Short exercise
Give the data again exactly as written, skipping any pictures.

● ● ● ●

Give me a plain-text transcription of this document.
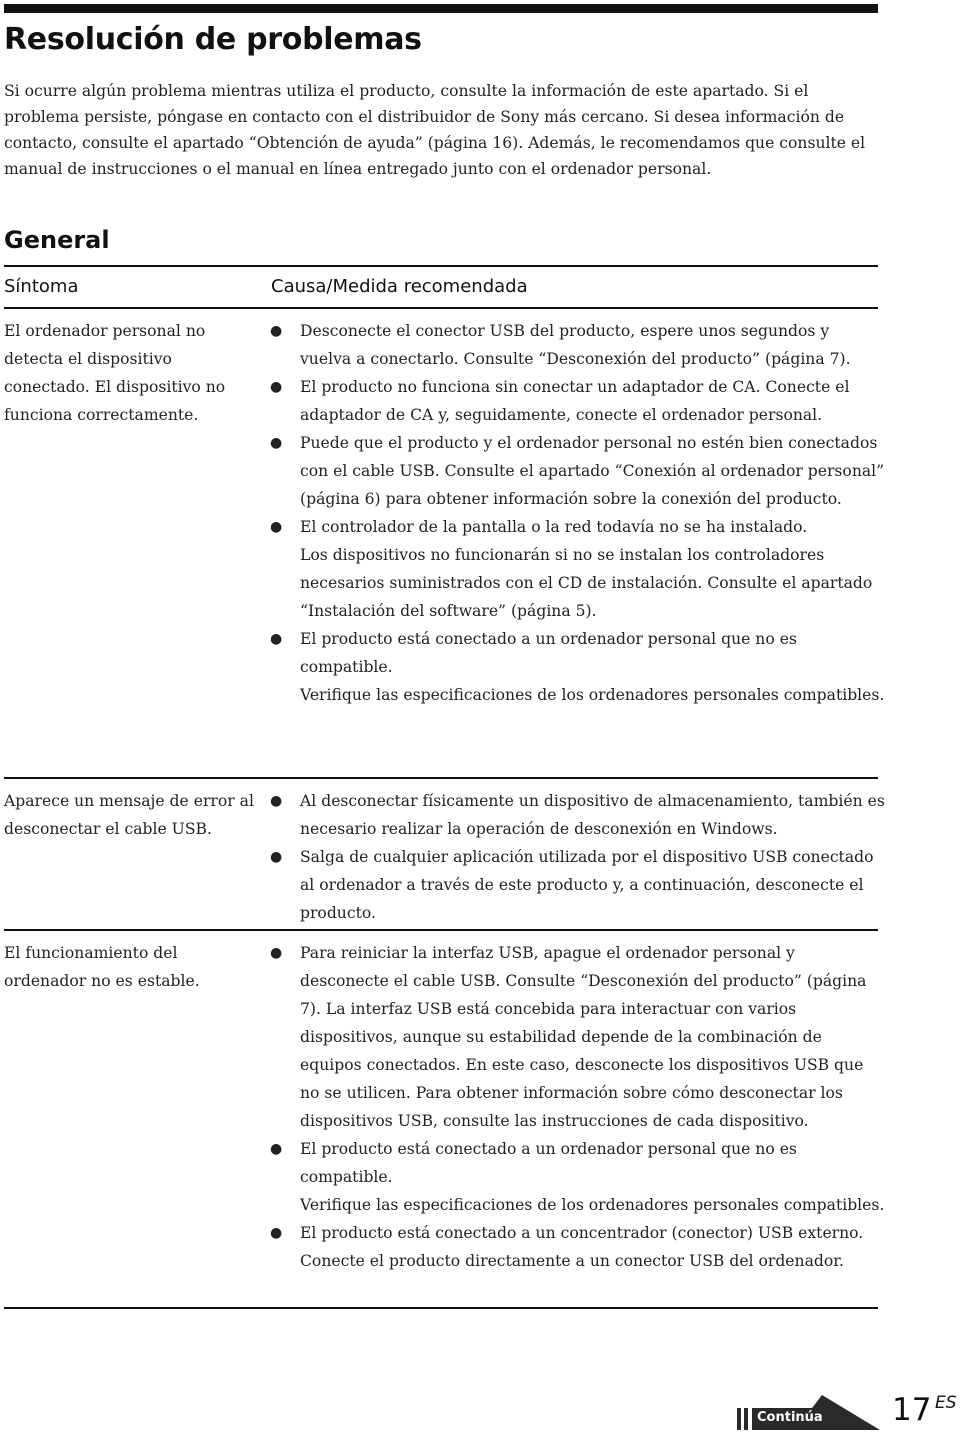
Resolución de problemas

Si ocurre algún problema mientras utiliza el producto, consulte la información de este apartado. Si el problema persiste, póngase en contacto con el distribuidor de Sony más cercano. Si desea información de contacto, consulte el apartado “Obtención de ayuda” (página 16). Además, le recomendamos que consulte el manual de instrucciones o el manual en línea entregado junto con el ordenador personal.

General
Síntoma	Causa/Medida recomendada

El ordenador personal no detecta el dispositivo conectado. El dispositivo no funciona correctamente.

● Desconecte el conector USB del producto, espere unos segundos y vuelva a conectarlo. Consulte “Desconexión del producto” (página 7).
● El producto no funciona sin conectar un adaptador de CA. Conecte el adaptador de CA y, seguidamente, conecte el ordenador personal.
● Puede que el producto y el ordenador personal no estén bien conectados con el cable USB. Consulte el apartado “Conexión al ordenador personal” (página 6) para obtener información sobre la conexión del producto.
● El controlador de la pantalla o la red todavía no se ha instalado.
Los dispositivos no funcionarán si no se instalan los controladores necesarios suministrados con el CD de instalación. Consulte el apartado “Instalación del software” (página 5).
● El producto está conectado a un ordenador personal que no es compatible.
Verifique las especificaciones de los ordenadores personales compatibles.

Aparece un mensaje de error al desconectar el cable USB.

● Al desconectar físicamente un dispositivo de almacenamiento, también es necesario realizar la operación de desconexión en Windows.
● Salga de cualquier aplicación utilizada por el dispositivo USB conectado al ordenador a través de este producto y, a continuación, desconecte el producto.

El funcionamiento del ordenador no es estable.

● Para reiniciar la interfaz USB, apague el ordenador personal y desconecte el cable USB. Consulte “Desconexión del producto” (página 7). La interfaz USB está concebida para interactuar con varios dispositivos, aunque su estabilidad depende de la combinación de equipos conectados. En este caso, desconecte los dispositivos USB que no se utilicen. Para obtener información sobre cómo desconectar los dispositivos USB, consulte las instrucciones de cada dispositivo.
● El producto está conectado a un ordenador personal que no es compatible.
Verifique las especificaciones de los ordenadores personales compatibles.
● El producto está conectado a un concentrador (conector) USB externo. Conecte el producto directamente a un conector USB del ordenador.
Continúa 17 ES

● ● ● ●

Answer to this problem
Give me a plain-text transcription of this document.
Resolución de problemas

Si ocurre algún problema mientras utiliza el producto, consulte la información de este apartado. Si el problema persiste, póngase en contacto con el distribuidor de Sony más cercano. Si desea información de contacto, consulte el apartado “Obtención de ayuda” (página 16). Además, le recomendamos que consulte el manual de instrucciones o el manual en línea entregado junto con el ordenador personal.

General
Síntoma	Causa/Medida recomendada

El ordenador personal no detecta el dispositivo conectado. El dispositivo no funciona correctamente.

● Desconecte el conector USB del producto, espere unos segundos y vuelva a conectarlo. Consulte “Desconexión del producto” (página 7).
● El producto no funciona sin conectar un adaptador de CA. Conecte el adaptador de CA y, seguidamente, conecte el ordenador personal.
● Puede que el producto y el ordenador personal no estén bien conectados con el cable USB. Consulte el apartado “Conexión al ordenador personal” (página 6) para obtener información sobre la conexión del producto.
● El controlador de la pantalla o la red todavía no se ha instalado.
Los dispositivos no funcionarán si no se instalan los controladores necesarios suministrados con el CD de instalación. Consulte el apartado “Instalación del software” (página 5).
● El producto está conectado a un ordenador personal que no es compatible.
Verifique las especificaciones de los ordenadores personales compatibles.

Aparece un mensaje de error al desconectar el cable USB.

● Al desconectar físicamente un dispositivo de almacenamiento, también es necesario realizar la operación de desconexión en Windows.
● Salga de cualquier aplicación utilizada por el dispositivo USB conectado al ordenador a través de este producto y, a continuación, desconecte el producto.

El funcionamiento del ordenador no es estable.

● Para reiniciar la interfaz USB, apague el ordenador personal y desconecte el cable USB. Consulte “Desconexión del producto” (página 7). La interfaz USB está concebida para interactuar con varios dispositivos, aunque su estabilidad depende de la combinación de equipos conectados. En este caso, desconecte los dispositivos USB que no se utilicen. Para obtener información sobre cómo desconectar los dispositivos USB, consulte las instrucciones de cada dispositivo.
● El producto está conectado a un ordenador personal que no es compatible.
Verifique las especificaciones de los ordenadores personales compatibles.
● El producto está conectado a un concentrador (conector) USB externo. Conecte el producto directamente a un conector USB del ordenador.
Continúa 17 ES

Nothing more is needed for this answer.